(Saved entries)
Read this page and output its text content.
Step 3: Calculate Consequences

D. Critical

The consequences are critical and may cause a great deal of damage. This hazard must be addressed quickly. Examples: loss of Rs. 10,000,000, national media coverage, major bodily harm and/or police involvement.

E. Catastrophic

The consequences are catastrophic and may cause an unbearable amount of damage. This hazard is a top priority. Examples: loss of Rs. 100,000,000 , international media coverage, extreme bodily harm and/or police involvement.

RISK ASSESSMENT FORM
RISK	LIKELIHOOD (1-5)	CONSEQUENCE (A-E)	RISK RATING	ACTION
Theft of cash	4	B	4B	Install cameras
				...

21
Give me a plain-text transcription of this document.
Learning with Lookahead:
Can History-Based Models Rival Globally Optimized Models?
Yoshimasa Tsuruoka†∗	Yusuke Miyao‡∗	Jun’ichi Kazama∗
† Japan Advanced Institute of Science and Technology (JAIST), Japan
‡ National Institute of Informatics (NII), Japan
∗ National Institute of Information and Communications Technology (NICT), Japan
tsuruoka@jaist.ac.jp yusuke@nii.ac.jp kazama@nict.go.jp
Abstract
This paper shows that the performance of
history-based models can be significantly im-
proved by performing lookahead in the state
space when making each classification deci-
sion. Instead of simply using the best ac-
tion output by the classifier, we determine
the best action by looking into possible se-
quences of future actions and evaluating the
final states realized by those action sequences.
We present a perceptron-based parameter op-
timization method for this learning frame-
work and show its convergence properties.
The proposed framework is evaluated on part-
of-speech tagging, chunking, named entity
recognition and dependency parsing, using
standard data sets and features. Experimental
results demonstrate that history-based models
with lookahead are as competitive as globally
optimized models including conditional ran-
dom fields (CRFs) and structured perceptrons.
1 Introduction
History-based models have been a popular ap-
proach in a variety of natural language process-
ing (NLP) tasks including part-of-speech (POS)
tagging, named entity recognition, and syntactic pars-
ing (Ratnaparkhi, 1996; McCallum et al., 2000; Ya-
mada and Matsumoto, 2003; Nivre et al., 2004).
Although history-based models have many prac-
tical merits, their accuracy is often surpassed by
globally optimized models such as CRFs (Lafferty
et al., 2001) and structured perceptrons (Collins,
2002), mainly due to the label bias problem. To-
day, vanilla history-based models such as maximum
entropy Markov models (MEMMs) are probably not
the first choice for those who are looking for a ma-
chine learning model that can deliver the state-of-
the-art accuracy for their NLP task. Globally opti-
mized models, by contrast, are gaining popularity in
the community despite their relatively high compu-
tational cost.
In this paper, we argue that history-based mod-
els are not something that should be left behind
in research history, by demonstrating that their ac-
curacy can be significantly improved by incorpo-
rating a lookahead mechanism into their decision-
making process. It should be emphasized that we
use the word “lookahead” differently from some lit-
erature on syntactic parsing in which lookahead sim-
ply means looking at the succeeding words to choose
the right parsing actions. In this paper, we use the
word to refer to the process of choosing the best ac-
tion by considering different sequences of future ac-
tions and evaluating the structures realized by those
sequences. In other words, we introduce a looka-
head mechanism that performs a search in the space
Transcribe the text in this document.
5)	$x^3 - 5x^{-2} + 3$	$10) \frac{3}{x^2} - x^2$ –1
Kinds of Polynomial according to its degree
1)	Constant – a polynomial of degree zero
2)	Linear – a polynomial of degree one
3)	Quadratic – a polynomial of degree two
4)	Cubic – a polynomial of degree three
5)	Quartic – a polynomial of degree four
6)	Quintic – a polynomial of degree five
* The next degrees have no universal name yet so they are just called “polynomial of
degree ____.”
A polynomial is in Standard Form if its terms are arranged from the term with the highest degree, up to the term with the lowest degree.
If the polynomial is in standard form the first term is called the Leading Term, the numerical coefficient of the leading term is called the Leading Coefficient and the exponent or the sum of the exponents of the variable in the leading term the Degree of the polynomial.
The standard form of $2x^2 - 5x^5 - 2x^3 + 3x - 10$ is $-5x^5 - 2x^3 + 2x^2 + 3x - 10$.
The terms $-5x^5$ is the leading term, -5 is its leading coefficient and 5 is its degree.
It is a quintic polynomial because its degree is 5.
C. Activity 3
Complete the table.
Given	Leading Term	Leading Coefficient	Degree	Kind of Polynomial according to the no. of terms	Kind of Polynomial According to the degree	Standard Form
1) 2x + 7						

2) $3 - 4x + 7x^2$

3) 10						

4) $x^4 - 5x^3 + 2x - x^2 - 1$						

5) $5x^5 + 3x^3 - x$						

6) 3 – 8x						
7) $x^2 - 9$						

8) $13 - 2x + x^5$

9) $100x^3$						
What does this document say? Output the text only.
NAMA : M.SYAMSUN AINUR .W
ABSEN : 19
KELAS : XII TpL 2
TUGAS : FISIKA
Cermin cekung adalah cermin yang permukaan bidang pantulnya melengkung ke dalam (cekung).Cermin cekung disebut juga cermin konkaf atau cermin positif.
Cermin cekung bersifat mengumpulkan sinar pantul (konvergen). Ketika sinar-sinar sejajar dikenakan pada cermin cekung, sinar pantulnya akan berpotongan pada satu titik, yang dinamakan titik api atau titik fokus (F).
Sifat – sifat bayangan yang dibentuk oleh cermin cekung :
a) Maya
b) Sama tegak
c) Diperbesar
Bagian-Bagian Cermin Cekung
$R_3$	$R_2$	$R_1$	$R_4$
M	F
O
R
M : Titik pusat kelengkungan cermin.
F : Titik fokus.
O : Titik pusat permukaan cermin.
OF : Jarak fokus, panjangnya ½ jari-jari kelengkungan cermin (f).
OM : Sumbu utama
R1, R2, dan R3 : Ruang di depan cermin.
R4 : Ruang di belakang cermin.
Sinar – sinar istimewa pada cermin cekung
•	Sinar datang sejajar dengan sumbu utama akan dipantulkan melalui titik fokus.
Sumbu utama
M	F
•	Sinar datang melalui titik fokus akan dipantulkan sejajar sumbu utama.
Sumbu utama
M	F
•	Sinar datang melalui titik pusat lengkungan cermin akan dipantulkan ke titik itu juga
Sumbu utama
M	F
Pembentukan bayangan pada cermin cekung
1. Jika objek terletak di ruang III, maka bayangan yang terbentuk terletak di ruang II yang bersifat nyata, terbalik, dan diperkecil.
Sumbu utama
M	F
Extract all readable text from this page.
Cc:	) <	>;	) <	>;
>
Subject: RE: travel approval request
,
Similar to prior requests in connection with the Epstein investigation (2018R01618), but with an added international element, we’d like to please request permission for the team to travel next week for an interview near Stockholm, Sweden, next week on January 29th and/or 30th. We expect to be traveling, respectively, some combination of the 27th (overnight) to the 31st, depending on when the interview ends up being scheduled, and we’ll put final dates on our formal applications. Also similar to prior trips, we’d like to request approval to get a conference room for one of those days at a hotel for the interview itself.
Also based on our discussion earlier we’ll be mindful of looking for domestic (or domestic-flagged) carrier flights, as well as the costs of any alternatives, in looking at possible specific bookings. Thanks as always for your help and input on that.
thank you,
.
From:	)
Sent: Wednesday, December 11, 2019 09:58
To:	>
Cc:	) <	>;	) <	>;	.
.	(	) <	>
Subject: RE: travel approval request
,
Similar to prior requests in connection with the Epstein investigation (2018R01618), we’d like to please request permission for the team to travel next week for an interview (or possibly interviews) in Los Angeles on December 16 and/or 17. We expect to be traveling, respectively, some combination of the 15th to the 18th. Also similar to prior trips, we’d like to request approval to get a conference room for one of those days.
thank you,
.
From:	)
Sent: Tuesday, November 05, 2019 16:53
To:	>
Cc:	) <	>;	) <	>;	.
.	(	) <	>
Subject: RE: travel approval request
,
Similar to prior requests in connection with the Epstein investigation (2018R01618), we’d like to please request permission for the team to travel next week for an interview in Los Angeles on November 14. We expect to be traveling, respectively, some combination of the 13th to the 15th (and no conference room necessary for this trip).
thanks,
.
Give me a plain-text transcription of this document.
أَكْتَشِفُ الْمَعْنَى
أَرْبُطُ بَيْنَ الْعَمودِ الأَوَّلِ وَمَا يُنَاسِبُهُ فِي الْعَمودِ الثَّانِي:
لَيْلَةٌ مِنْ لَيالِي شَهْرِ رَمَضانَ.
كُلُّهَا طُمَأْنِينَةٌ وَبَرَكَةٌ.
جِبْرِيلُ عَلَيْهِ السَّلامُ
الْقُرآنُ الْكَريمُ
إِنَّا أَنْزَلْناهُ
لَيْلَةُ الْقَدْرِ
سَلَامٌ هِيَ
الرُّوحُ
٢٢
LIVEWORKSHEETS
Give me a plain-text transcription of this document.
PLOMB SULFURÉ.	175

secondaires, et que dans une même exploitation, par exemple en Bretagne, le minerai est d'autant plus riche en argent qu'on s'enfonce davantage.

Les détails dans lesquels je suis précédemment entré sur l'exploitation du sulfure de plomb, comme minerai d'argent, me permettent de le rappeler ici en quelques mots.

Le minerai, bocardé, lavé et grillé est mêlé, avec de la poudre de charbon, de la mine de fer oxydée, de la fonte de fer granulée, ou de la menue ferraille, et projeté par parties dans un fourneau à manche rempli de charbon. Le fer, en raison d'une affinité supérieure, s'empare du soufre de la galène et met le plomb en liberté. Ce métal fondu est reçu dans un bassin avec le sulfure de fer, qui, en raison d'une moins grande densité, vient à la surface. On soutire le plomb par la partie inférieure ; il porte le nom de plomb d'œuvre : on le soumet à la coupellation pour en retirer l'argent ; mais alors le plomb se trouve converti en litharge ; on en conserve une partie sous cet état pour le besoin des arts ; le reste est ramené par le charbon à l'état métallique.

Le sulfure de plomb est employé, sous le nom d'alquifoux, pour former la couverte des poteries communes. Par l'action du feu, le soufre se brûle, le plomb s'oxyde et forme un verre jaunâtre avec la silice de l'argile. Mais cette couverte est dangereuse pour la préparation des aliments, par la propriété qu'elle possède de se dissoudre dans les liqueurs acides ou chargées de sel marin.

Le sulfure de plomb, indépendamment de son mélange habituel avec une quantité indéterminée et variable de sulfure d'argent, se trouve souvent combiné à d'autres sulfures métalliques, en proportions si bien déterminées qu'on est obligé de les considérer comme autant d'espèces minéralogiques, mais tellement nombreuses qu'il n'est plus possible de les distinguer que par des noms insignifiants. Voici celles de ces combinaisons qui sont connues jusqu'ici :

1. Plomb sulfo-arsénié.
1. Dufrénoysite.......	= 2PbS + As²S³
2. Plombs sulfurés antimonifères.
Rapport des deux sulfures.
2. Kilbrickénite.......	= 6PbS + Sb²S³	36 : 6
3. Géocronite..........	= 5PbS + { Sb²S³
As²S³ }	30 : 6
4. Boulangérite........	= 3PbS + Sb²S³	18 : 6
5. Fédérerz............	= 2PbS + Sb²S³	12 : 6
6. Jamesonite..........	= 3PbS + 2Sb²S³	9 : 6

**WHAT NEEDS TO BE DONE:**
Filter the listing above for the string "conference" and copy every matching line.

**ANSWER BELOW:**
Similar to prior requests in connection with the Epstein investigation (2018R01618), but with an added international element, we’d like to please request permission for the team to travel next week for an interview near Stockholm, Sweden, next week on January 29th and/or 30th. We expect to be traveling, respectively, some combination of the 27th (overnight) to the 31st, depending on when the interview ends up being scheduled, and we’ll put final dates on our formal applications. Also similar to prior trips, we’d like to request approval to get a conference room for one of those days at a hotel for the interview itself.
Similar to prior requests in connection with the Epstein investigation (2018R01618), we’d like to please request permission for the team to travel next week for an interview (or possibly interviews) in Los Angeles on December 16 and/or 17. We expect to be traveling, respectively, some combination of the 15th to the 18th. Also similar to prior trips, we’d like to request approval to get a conference room for one of those days.
Similar to prior requests in connection with the Epstein investigation (2018R01618), we’d like to please request permission for the team to travel next week for an interview in Los Angeles on November 14. We expect to be traveling, respectively, some combination of the 13th to the 15th (and no conference room necessary for this trip).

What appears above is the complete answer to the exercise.